## DATA TO PROCESS
++++++++++

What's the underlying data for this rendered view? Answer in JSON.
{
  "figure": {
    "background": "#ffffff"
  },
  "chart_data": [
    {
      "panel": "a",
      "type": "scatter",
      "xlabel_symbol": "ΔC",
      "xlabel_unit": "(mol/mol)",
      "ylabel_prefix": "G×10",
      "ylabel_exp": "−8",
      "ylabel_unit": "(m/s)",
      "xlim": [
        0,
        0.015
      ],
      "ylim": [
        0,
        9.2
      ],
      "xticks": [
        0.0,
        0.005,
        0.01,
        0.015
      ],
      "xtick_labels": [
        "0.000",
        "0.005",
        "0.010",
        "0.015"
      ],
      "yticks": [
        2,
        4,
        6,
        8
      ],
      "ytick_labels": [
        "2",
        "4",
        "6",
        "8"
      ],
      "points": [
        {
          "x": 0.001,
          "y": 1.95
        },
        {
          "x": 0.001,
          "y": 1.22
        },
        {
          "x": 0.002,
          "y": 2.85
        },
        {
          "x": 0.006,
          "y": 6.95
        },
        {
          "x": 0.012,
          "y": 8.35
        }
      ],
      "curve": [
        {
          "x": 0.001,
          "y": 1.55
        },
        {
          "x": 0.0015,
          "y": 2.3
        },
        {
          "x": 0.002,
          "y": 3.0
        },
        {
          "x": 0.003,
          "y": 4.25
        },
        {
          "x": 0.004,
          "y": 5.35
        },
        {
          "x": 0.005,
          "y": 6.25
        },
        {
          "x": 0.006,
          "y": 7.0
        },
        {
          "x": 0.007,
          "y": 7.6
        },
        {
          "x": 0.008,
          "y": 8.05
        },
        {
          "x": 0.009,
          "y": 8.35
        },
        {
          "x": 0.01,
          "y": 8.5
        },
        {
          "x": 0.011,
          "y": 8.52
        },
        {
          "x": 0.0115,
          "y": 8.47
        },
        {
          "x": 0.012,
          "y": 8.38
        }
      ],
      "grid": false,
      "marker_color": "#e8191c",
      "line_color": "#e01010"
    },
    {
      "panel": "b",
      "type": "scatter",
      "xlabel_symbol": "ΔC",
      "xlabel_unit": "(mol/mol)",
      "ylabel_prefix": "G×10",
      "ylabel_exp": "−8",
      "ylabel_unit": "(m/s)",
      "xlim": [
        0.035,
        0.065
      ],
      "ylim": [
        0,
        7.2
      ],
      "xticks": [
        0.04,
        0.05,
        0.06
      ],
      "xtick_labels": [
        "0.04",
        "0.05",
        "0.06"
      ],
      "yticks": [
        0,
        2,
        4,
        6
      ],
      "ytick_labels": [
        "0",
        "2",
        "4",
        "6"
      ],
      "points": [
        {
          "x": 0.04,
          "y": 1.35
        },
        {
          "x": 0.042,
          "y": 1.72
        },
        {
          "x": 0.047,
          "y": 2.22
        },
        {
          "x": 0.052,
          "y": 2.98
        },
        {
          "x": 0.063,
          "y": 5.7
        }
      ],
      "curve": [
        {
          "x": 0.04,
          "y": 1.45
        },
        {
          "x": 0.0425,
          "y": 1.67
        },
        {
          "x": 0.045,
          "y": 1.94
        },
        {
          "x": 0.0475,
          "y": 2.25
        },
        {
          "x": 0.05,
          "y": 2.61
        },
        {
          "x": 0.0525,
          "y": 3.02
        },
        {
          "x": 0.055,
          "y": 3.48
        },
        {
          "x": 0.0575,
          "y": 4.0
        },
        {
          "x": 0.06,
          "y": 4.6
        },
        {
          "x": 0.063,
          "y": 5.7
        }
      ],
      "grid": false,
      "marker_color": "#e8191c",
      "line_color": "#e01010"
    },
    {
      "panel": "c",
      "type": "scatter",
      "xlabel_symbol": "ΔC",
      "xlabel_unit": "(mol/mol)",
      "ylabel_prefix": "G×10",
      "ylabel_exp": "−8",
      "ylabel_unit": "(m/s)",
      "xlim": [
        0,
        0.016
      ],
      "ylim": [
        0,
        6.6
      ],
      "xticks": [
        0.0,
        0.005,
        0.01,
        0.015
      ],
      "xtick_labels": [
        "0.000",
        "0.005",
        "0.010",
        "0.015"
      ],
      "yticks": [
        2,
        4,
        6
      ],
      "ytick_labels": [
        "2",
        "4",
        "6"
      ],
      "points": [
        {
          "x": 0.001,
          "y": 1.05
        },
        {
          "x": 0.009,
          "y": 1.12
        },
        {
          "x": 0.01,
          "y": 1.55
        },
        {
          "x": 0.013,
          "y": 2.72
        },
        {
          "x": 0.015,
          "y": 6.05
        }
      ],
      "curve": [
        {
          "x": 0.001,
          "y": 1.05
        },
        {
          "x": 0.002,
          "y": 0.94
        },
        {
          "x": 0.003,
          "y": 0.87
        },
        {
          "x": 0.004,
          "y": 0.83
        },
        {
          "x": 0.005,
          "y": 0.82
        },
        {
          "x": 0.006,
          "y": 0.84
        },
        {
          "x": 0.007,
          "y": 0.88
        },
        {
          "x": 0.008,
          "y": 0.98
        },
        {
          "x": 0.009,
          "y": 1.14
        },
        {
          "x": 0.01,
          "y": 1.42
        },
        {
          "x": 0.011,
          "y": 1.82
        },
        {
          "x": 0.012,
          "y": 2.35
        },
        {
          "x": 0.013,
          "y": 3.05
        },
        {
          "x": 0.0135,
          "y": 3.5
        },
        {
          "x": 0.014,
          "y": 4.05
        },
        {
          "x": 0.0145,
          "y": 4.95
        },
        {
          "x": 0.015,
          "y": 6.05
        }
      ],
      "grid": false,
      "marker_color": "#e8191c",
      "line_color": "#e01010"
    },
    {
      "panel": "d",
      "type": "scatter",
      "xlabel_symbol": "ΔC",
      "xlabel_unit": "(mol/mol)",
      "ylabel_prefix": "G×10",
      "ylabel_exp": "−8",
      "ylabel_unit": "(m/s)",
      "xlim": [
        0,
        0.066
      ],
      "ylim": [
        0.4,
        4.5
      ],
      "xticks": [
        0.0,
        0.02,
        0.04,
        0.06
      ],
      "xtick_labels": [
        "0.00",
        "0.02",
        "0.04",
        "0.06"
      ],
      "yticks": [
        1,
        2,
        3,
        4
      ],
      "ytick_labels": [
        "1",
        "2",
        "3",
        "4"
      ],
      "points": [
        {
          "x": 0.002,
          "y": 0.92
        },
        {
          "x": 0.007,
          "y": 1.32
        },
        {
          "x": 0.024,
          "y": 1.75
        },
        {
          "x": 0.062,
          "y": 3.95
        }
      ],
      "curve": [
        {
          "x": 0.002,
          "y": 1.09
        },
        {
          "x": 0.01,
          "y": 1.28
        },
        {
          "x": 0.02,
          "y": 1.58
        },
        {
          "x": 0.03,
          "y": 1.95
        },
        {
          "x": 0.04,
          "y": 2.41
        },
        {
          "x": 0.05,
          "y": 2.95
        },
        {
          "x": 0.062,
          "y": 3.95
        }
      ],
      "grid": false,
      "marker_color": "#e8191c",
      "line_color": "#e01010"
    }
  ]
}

++++++++++

## WHAT YOU SHOULD DO
Return all of the data exactly as it reads.

## THE REPLY
What's the underlying data for this rendered view? Answer in JSON.
{
  "figure": {
    "background": "#ffffff"
  },
  "chart_data": [
    {
      "panel": "a",
      "type": "scatter",
      "xlabel_symbol": "ΔC",
      "xlabel_unit": "(mol/mol)",
      "ylabel_prefix": "G×10",
      "ylabel_exp": "−8",
      "ylabel_unit": "(m/s)",
      "xlim": [
        0,
        0.015
      ],
      "ylim": [
        0,
        9.2
      ],
      "xticks": [
        0.0,
        0.005,
        0.01,
        0.015
      ],
      "xtick_labels": [
        "0.000",
        "0.005",
        "0.010",
        "0.015"
      ],
      "yticks": [
        2,
        4,
        6,
        8
      ],
      "ytick_labels": [
        "2",
        "4",
        "6",
        "8"
      ],
      "points": [
        {
          "x": 0.001,
          "y": 1.95
        },
        {
          "x": 0.001,
          "y": 1.22
        },
        {
          "x": 0.002,
          "y": 2.85
        },
        {
          "x": 0.006,
          "y": 6.95
        },
        {
          "x": 0.012,
          "y": 8.35
        }
      ],
      "curve": [
        {
          "x": 0.001,
          "y": 1.55
        },
        {
          "x": 0.0015,
          "y": 2.3
        },
        {
          "x": 0.002,
          "y": 3.0
        },
        {
          "x": 0.003,
          "y": 4.25
        },
        {
          "x": 0.004,
          "y": 5.35
        },
        {
          "x": 0.005,
          "y": 6.25
        },
        {
          "x": 0.006,
          "y": 7.0
        },
        {
          "x": 0.007,
          "y": 7.6
        },
        {
          "x": 0.008,
          "y": 8.05
        },
        {
          "x": 0.009,
          "y": 8.35
        },
        {
          "x": 0.01,
          "y": 8.5
        },
        {
          "x": 0.011,
          "y": 8.52
        },
        {
          "x": 0.0115,
          "y": 8.47
        },
        {
          "x": 0.012,
          "y": 8.38
        }
      ],
      "grid": false,
      "marker_color": "#e8191c",
      "line_color": "#e01010"
    },
    {
      "panel": "b",
      "type": "scatter",
      "xlabel_symbol": "ΔC",
      "xlabel_unit": "(mol/mol)",
      "ylabel_prefix": "G×10",
      "ylabel_exp": "−8",
      "ylabel_unit": "(m/s)",
      "xlim": [
        0.035,
        0.065
      ],
      "ylim": [
        0,
        7.2
      ],
      "xticks": [
        0.04,
        0.05,
        0.06
      ],
      "xtick_labels": [
        "0.04",
        "0.05",
        "0.06"
      ],
      "yticks": [
        0,
        2,
        4,
        6
      ],
      "ytick_labels": [
        "0",
        "2",
        "4",
        "6"
      ],
      "points": [
        {
          "x": 0.04,
          "y": 1.35
        },
        {
          "x": 0.042,
          "y": 1.72
        },
        {
          "x": 0.047,
          "y": 2.22
        },
        {
          "x": 0.052,
          "y": 2.98
        },
        {
          "x": 0.063,
          "y": 5.7
        }
      ],
      "curve": [
        {
          "x": 0.04,
          "y": 1.45
        },
        {
          "x": 0.0425,
          "y": 1.67
        },
        {
          "x": 0.045,
          "y": 1.94
        },
        {
          "x": 0.0475,
          "y": 2.25
        },
        {
          "x": 0.05,
          "y": 2.61
        },
        {
          "x": 0.0525,
          "y": 3.02
        },
        {
          "x": 0.055,
          "y": 3.48
        },
        {
          "x": 0.0575,
          "y": 4.0
        },
        {
          "x": 0.06,
          "y": 4.6
        },
        {
          "x": 0.063,
          "y": 5.7
        }
      ],
      "grid": false,
      "marker_color": "#e8191c",
      "line_color": "#e01010"
    },
    {
      "panel": "c",
      "type": "scatter",
      "xlabel_symbol": "ΔC",
      "xlabel_unit": "(mol/mol)",
      "ylabel_prefix": "G×10",
      "ylabel_exp": "−8",
      "ylabel_unit": "(m/s)",
      "xlim": [
        0,
        0.016
      ],
      "ylim": [
        0,
        6.6
      ],
      "xticks": [
        0.0,
        0.005,
        0.01,
        0.015
      ],
      "xtick_labels": [
        "0.000",
        "0.005",
        "0.010",
        "0.015"
      ],
      "yticks": [
        2,
        4,
        6
      ],
      "ytick_labels": [
        "2",
        "4",
        "6"
      ],
      "points": [
        {
          "x": 0.001,
          "y": 1.05
        },
        {
          "x": 0.009,
          "y": 1.12
        },
        {
          "x": 0.01,
          "y": 1.55
        },
        {
          "x": 0.013,
          "y": 2.72
        },
        {
          "x": 0.015,
          "y": 6.05
        }
      ],
      "curve": [
        {
          "x": 0.001,
          "y": 1.05
        },
        {
          "x": 0.002,
          "y": 0.94
        },
        {
          "x": 0.003,
          "y": 0.87
        },
        {
          "x": 0.004,
          "y": 0.83
        },
        {
          "x": 0.005,
          "y": 0.82
        },
        {
          "x": 0.006,
          "y": 0.84
        },
        {
          "x": 0.007,
          "y": 0.88
        },
        {
          "x": 0.008,
          "y": 0.98
        },
        {
          "x": 0.009,
          "y": 1.14
        },
        {
          "x": 0.01,
          "y": 1.42
        },
        {
          "x": 0.011,
          "y": 1.82
        },
        {
          "x": 0.012,
          "y": 2.35
        },
        {
          "x": 0.013,
          "y": 3.05
        },
        {
          "x": 0.0135,
          "y": 3.5
        },
        {
          "x": 0.014,
          "y": 4.05
        },
        {
          "x": 0.0145,
          "y": 4.95
        },
        {
          "x": 0.015,
          "y": 6.05
        }
      ],
      "grid": false,
      "marker_color": "#e8191c",
      "line_color": "#e01010"
    },
    {
      "panel": "d",
      "type": "scatter",
      "xlabel_symbol": "ΔC",
      "xlabel_unit": "(mol/mol)",
      "ylabel_prefix": "G×10",
      "ylabel_exp": "−8",
      "ylabel_unit": "(m/s)",
      "xlim": [
        0,
        0.066
      ],
      "ylim": [
        0.4,
        4.5
      ],
      "xticks": [
        0.0,
        0.02,
        0.04,
        0.06
      ],
      "xtick_labels": [
        "0.00",
        "0.02",
        "0.04",
        "0.06"
      ],
      "yticks": [
        1,
        2,
        3,
        4
      ],
      "ytick_labels": [
        "1",
        "2",
        "3",
        "4"
      ],
      "points": [
        {
          "x": 0.002,
          "y": 0.92
        },
        {
          "x": 0.007,
          "y": 1.32
        },
        {
          "x": 0.024,
          "y": 1.75
        },
        {
          "x": 0.062,
          "y": 3.95
        }
      ],
      "curve": [
        {
          "x": 0.002,
          "y": 1.09
        },
        {
          "x": 0.01,
          "y": 1.28
        },
        {
          "x": 0.02,
          "y": 1.58
        },
        {
          "x": 0.03,
          "y": 1.95
        },
        {
          "x": 0.04,
          "y": 2.41
        },
        {
          "x": 0.05,
          "y": 2.95
        },
        {
          "x": 0.062,
          "y": 3.95
        }
      ],
      "grid": false,
      "marker_color": "#e8191c",
      "line_color": "#e01010"
    }
  ]
}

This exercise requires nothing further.